**TASK TO CARRY OUT:**
Identify the lines containing the word "школа". Copy each one.

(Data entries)
——

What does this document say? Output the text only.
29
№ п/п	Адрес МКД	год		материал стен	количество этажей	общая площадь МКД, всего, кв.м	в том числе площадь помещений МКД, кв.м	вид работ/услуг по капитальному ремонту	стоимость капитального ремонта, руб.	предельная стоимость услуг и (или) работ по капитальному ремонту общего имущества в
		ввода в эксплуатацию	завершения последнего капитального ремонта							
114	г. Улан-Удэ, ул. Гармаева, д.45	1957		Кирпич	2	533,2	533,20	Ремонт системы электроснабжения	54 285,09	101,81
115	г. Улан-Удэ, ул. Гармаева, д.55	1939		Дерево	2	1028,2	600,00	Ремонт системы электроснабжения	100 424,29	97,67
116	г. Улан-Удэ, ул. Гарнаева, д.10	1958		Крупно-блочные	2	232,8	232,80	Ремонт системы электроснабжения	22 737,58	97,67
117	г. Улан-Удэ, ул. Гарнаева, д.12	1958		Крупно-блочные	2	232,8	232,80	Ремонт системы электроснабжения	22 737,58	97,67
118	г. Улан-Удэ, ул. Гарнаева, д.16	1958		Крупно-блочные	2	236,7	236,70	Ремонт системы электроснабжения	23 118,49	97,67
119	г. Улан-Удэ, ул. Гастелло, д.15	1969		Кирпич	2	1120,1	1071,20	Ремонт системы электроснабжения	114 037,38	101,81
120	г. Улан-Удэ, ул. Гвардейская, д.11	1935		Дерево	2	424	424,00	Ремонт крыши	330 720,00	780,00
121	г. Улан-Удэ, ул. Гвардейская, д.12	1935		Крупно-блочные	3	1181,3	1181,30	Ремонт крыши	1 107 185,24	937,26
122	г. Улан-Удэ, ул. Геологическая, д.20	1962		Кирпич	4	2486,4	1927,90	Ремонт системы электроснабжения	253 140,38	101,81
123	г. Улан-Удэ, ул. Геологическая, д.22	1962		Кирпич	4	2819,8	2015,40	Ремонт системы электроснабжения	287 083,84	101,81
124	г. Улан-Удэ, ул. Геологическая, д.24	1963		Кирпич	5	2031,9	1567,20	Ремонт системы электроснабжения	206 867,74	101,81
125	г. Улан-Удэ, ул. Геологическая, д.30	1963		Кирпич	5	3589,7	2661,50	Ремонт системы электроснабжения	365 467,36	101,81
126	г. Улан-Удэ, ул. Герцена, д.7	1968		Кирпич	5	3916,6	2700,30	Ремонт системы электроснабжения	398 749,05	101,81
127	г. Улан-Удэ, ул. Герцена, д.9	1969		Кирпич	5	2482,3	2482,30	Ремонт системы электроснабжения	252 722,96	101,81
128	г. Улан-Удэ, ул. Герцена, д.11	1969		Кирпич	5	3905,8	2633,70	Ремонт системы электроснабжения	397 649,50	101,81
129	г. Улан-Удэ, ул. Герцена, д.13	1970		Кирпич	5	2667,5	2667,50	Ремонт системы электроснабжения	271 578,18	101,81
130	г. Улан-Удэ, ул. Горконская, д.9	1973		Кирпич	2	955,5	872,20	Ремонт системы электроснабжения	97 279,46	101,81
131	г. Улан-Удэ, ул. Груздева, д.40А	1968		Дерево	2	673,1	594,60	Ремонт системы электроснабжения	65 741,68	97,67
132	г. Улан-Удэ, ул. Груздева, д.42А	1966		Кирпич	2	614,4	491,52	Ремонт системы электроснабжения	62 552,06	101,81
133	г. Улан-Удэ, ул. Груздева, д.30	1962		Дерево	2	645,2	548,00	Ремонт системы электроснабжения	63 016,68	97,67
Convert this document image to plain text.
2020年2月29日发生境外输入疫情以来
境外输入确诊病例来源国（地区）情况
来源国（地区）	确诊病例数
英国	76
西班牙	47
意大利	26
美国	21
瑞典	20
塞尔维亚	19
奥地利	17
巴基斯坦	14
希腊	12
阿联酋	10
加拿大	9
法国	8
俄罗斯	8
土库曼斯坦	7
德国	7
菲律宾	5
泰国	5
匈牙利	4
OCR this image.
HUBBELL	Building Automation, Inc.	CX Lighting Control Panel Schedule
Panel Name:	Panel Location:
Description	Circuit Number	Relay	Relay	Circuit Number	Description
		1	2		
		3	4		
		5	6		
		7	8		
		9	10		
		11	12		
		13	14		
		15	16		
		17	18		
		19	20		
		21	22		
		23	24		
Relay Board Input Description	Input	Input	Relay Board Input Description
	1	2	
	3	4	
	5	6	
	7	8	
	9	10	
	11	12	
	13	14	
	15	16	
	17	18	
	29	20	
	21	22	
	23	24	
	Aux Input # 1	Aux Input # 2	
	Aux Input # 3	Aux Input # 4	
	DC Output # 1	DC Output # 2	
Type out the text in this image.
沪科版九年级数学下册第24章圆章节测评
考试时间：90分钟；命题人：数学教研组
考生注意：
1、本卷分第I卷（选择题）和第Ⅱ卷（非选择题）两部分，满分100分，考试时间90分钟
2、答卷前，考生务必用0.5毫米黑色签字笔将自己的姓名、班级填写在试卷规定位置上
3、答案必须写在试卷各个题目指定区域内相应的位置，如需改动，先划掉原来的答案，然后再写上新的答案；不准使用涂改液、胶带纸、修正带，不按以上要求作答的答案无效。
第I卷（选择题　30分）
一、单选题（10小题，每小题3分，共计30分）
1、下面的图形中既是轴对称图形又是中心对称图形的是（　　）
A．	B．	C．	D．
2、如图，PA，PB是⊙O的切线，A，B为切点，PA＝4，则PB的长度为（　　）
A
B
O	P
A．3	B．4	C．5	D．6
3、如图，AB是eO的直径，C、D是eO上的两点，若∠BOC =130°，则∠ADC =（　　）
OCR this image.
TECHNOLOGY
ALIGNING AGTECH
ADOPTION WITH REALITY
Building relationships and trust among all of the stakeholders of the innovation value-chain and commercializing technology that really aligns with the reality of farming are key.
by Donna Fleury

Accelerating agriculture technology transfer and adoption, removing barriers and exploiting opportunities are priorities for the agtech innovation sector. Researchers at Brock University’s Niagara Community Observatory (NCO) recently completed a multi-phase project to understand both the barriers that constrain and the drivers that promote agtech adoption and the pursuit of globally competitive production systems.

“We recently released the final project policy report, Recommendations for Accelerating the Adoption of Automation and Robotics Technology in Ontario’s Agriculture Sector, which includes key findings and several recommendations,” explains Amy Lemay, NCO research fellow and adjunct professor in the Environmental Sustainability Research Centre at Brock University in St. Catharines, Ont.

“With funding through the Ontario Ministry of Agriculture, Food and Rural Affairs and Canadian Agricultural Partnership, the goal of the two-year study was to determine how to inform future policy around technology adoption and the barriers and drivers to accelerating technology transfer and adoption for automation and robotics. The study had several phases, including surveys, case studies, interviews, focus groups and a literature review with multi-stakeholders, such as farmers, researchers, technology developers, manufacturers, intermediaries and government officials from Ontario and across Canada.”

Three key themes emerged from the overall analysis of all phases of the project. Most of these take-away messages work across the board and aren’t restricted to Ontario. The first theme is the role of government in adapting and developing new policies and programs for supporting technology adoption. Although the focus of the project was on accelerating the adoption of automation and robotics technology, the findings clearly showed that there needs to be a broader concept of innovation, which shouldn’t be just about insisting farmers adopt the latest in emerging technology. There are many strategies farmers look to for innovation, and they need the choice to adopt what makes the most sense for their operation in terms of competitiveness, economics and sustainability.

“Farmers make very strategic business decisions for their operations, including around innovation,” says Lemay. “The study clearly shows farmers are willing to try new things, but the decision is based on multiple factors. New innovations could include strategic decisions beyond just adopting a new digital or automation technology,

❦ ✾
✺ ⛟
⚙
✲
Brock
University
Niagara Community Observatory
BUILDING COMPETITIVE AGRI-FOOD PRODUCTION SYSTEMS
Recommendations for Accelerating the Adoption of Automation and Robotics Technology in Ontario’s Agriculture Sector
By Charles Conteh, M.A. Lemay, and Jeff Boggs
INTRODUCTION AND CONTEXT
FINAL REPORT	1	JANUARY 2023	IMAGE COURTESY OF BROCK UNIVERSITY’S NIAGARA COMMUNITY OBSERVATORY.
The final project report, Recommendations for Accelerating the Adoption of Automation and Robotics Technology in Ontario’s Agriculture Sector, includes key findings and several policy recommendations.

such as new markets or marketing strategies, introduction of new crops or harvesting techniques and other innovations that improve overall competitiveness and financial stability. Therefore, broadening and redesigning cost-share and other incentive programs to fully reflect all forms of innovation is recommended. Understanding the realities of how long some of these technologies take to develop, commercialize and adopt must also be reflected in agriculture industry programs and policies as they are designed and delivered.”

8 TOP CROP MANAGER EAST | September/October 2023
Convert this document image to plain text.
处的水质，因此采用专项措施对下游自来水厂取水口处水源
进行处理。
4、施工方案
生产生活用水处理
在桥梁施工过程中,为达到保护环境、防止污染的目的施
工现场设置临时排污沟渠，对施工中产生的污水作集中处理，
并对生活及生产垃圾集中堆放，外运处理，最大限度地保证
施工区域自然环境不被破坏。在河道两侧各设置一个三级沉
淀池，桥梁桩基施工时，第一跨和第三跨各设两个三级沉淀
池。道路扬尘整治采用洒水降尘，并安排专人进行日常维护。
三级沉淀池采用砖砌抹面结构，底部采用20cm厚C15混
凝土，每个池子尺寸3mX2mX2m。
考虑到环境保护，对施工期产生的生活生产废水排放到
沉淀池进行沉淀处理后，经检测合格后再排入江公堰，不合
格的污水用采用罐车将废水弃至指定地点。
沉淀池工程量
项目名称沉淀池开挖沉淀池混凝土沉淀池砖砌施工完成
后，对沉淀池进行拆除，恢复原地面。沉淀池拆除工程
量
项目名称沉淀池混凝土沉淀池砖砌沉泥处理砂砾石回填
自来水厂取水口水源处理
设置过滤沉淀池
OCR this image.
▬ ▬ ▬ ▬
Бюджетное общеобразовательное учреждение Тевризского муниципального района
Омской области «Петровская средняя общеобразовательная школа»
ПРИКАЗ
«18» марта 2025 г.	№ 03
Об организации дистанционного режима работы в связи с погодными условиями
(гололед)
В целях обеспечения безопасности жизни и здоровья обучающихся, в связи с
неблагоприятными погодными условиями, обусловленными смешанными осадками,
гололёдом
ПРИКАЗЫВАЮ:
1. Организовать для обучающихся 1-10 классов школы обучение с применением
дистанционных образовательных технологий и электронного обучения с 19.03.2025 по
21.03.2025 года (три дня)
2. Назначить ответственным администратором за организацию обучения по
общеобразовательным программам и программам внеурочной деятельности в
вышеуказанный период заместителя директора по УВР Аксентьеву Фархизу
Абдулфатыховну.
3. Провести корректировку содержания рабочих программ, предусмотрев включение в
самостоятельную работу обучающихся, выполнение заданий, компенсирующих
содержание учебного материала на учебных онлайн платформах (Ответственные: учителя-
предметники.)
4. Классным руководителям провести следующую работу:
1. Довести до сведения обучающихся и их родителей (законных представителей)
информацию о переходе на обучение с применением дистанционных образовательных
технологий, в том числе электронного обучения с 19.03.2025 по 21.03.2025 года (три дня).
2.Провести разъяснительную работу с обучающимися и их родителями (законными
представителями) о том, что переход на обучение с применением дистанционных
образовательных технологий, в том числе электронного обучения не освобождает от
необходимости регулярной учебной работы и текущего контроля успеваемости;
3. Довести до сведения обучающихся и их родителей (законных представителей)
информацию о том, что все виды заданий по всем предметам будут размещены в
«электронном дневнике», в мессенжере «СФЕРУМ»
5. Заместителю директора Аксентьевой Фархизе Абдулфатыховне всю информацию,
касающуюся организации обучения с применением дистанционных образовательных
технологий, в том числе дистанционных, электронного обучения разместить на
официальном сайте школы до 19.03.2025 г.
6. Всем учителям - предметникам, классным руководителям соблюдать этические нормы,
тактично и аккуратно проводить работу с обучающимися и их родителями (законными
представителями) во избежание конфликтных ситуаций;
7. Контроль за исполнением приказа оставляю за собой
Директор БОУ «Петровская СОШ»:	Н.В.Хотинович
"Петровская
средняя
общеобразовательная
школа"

——

**TASK RESULT:**
Омской области «Петровская средняя общеобразовательная школа»
школа"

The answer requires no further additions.